» The request
Transcribe the full listing exactly, and drop every picture.

» Data to process
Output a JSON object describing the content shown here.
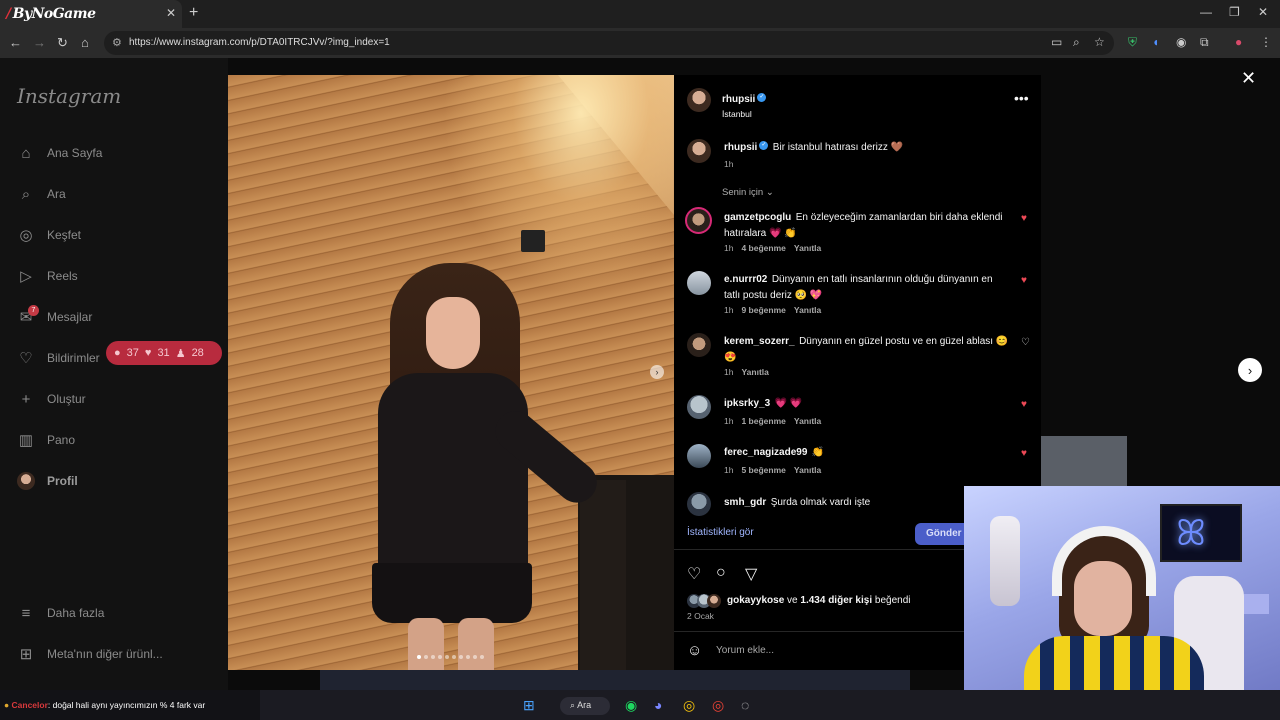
{
  "browser": {
    "tab_title": "ByNoGame",
    "url": "https://www.instagram.com/p/DTA0ITRCJVv/?img_index=1"
  },
  "sidebar": {
    "logo": "Instagram",
    "items": [
      {
        "label": "Ana Sayfa",
        "icon": "home-icon"
      },
      {
        "label": "Ara",
        "icon": "search-icon"
      },
      {
        "label": "Keşfet",
        "icon": "compass-icon"
      },
      {
        "label": "Reels",
        "icon": "reels-icon"
      },
      {
        "label": "Mesajlar",
        "icon": "messenger-icon"
      },
      {
        "label": "Bildirimler",
        "icon": "heart-icon"
      },
      {
        "label": "Oluştur",
        "icon": "plus-icon"
      },
      {
        "label": "Pano",
        "icon": "dashboard-icon"
      },
      {
        "label": "Profil",
        "icon": "avatar"
      },
      {
        "label": "Daha fazla",
        "icon": "menu-icon"
      },
      {
        "label": "Meta'nın diğer ürünl...",
        "icon": "meta-apps-icon"
      }
    ],
    "messages_badge": "7",
    "notifications": {
      "comments": "37",
      "likes": "31",
      "follows": "28"
    }
  },
  "post": {
    "author": "rhupsii",
    "location": "İstanbul",
    "caption": "Bir istanbul hatırası derizz 🤎",
    "caption_time": "1h",
    "sort_label": "Senin için",
    "comments": [
      {
        "user": "gamzetpcoglu",
        "text": "En özleyeceğim zamanlardan biri daha eklendi hatıralara 💗 👏",
        "time": "1h",
        "likes": "4 beğenme",
        "reply": "Yanıtla",
        "liked": true
      },
      {
        "user": "e.nurrr02",
        "text": "Dünyanın en tatlı insanlarının olduğu dünyanın en tatlı postu deriz 🥺 💖",
        "time": "1h",
        "likes": "9 beğenme",
        "reply": "Yanıtla",
        "liked": true
      },
      {
        "user": "kerem_sozerr_",
        "text": "Dünyanın en güzel postu ve en güzel ablası 😊 😍",
        "time": "1h",
        "likes": "",
        "reply": "Yanıtla",
        "liked": false
      },
      {
        "user": "ipksrky_3",
        "text": "💗 💗",
        "time": "1h",
        "likes": "1 beğenme",
        "reply": "Yanıtla",
        "liked": true
      },
      {
        "user": "ferec_nagizade99",
        "text": "👏",
        "time": "1h",
        "likes": "5 beğenme",
        "reply": "Yanıtla",
        "liked": true
      },
      {
        "user": "smh_gdr",
        "text": "Şurda olmak vardı işte",
        "time": "",
        "likes": "",
        "reply": "",
        "liked": false
      }
    ],
    "stats_link": "İstatistikleri gör",
    "send_button": "Gönder",
    "liked_by_user": "gokayykose",
    "liked_by_rest": "ve",
    "liked_by_count": "1.434 diğer kişi",
    "liked_by_suffix": "beğendi",
    "date": "2 Ocak",
    "comment_placeholder": "Yorum ekle..."
  },
  "taskbar": {
    "ticker_brand": "Cancelor",
    "ticker_text": ": doğal hali aynı yayıncımızın % 4 fark var",
    "search_label": "Ara"
  },
  "colors": {
    "like": "#ed4956",
    "verified": "#3897f0",
    "accent": "#4b5ec9"
  }
}
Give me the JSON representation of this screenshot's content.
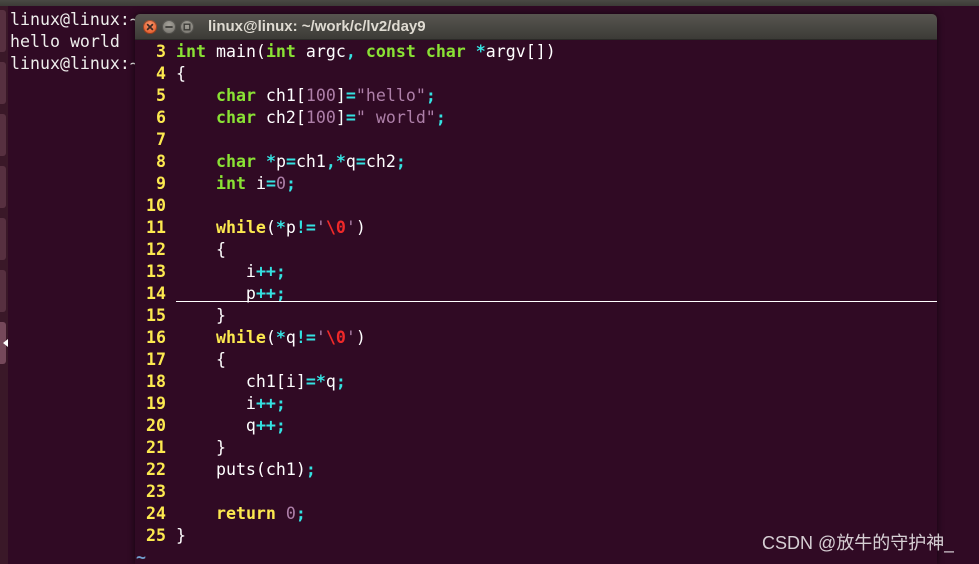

» Expected output
Output a JSON object describing the content shown here.
{
  "browser": {
    "tab_title": "ByNoGame",
    "url": "https://www.instagram.com/p/DTA0ITRCJVv/?img_index=1"
  },
  "sidebar": {
    "logo": "Instagram",
    "items": [
      {
        "label": "Ana Sayfa",
        "icon": "home-icon"
      },
      {
        "label": "Ara",
        "icon": "search-icon"
      },
      {
        "label": "Keşfet",
        "icon": "compass-icon"
      },
      {
        "label": "Reels",
        "icon": "reels-icon"
      },
      {
        "label": "Mesajlar",
        "icon": "messenger-icon"
      },
      {
        "label": "Bildirimler",
        "icon": "heart-icon"
      },
      {
        "label": "Oluştur",
        "icon": "plus-icon"
      },
      {
        "label": "Pano",
        "icon": "dashboard-icon"
      },
      {
        "label": "Profil",
        "icon": "avatar"
      },
      {
        "label": "Daha fazla",
        "icon": "menu-icon"
      },
      {
        "label": "Meta'nın diğer ürünl...",
        "icon": "meta-apps-icon"
      }
    ],
    "messages_badge": "7",
    "notifications": {
      "comments": "37",
      "likes": "31",
      "follows": "28"
    }
  },
  "post": {
    "author": "rhupsii",
    "location": "İstanbul",
    "caption": "Bir istanbul hatırası derizz 🤎",
    "caption_time": "1h",
    "sort_label": "Senin için",
    "comments": [
      {
        "user": "gamzetpcoglu",
        "text": "En özleyeceğim zamanlardan biri daha eklendi hatıralara 💗 👏",
        "time": "1h",
        "likes": "4 beğenme",
        "reply": "Yanıtla",
        "liked": true
      },
      {
        "user": "e.nurrr02",
        "text": "Dünyanın en tatlı insanlarının olduğu dünyanın en tatlı postu deriz 🥺 💖",
        "time": "1h",
        "likes": "9 beğenme",
        "reply": "Yanıtla",
        "liked": true
      },
      {
        "user": "kerem_sozerr_",
        "text": "Dünyanın en güzel postu ve en güzel ablası 😊 😍",
        "time": "1h",
        "likes": "",
        "reply": "Yanıtla",
        "liked": false
      },
      {
        "user": "ipksrky_3",
        "text": "💗 💗",
        "time": "1h",
        "likes": "1 beğenme",
        "reply": "Yanıtla",
        "liked": true
      },
      {
        "user": "ferec_nagizade99",
        "text": "👏",
        "time": "1h",
        "likes": "5 beğenme",
        "reply": "Yanıtla",
        "liked": true
      },
      {
        "user": "smh_gdr",
        "text": "Şurda olmak vardı işte",
        "time": "",
        "likes": "",
        "reply": "",
        "liked": false
      }
    ],
    "stats_link": "İstatistikleri gör",
    "send_button": "Gönder",
    "liked_by_user": "gokayykose",
    "liked_by_rest": "ve",
    "liked_by_count": "1.434 diğer kişi",
    "liked_by_suffix": "beğendi",
    "date": "2 Ocak",
    "comment_placeholder": "Yorum ekle..."
  },
  "taskbar": {
    "ticker_brand": "Cancelor",
    "ticker_text": ": doğal hali aynı yayıncımızın % 4 fark var",
    "search_label": "Ara"
  },
  "colors": {
    "like": "#ed4956",
    "verified": "#3897f0",
    "accent": "#4b5ec9"
  }
}
Give me the JSON representation of this screenshot's content.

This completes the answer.